_Data listing:_
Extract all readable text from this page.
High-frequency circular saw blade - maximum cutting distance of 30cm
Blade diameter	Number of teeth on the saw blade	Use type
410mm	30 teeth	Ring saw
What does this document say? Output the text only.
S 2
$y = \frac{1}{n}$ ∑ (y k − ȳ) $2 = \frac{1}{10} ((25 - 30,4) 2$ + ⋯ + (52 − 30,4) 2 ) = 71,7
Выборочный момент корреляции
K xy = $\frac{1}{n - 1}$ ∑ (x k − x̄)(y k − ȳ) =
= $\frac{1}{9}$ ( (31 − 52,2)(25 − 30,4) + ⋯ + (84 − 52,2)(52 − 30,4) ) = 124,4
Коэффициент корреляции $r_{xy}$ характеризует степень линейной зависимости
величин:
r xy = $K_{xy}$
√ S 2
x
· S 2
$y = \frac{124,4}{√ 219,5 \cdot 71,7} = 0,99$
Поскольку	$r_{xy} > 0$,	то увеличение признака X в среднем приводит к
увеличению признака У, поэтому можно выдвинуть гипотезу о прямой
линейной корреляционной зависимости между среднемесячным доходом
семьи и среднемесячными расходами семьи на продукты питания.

_Task description:_
Output the listing above word for word.

_Task output:_
Extract all readable text from this page.
High-frequency circular saw blade - maximum cutting distance of 30cm
Blade diameter	Number of teeth on the saw blade	Use type
410mm	30 teeth	Ring saw
What does this document say? Output the text only.
S 2
$y = \frac{1}{n}$ ∑ (y k − ȳ) $2 = \frac{1}{10} ((25 - 30,4) 2$ + ⋯ + (52 − 30,4) 2 ) = 71,7
Выборочный момент корреляции
K xy = $\frac{1}{n - 1}$ ∑ (x k − x̄)(y k − ȳ) =
= $\frac{1}{9}$ ( (31 − 52,2)(25 − 30,4) + ⋯ + (84 − 52,2)(52 − 30,4) ) = 124,4
Коэффициент корреляции $r_{xy}$ характеризует степень линейной зависимости
величин:
r xy = $K_{xy}$
√ S 2
x
· S 2
$y = \frac{124,4}{√ 219,5 \cdot 71,7} = 0,99$
Поскольку	$r_{xy} > 0$,	то увеличение признака X в среднем приводит к
увеличению признака У, поэтому можно выдвинуть гипотезу о прямой
линейной корреляционной зависимости между среднемесячным доходом
семьи и среднемесячными расходами семьи на продукты питания.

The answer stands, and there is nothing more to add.